| Problem description |
Tally the lines in the listing below that include "title". Answer with the count and nothing more.

### Data in this exercise ###

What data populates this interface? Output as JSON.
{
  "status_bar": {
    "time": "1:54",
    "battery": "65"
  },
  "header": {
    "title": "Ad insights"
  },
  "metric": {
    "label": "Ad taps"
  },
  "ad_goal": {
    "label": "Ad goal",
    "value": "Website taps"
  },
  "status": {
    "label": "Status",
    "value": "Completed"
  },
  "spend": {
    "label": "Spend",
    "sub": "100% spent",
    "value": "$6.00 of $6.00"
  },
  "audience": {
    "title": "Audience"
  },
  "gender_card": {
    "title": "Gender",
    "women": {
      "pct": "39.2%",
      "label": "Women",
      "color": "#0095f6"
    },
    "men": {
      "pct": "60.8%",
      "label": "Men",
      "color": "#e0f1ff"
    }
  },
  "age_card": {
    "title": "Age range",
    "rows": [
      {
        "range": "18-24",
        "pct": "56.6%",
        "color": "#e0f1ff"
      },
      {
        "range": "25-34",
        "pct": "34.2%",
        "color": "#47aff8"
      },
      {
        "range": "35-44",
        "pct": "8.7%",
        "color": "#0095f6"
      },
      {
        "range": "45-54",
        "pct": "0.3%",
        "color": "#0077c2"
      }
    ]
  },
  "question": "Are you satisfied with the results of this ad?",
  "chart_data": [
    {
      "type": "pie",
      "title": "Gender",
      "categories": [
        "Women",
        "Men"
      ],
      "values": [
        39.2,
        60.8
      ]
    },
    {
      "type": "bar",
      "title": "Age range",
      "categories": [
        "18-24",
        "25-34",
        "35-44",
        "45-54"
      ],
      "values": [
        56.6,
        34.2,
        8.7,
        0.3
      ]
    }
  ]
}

###

| Task output |
6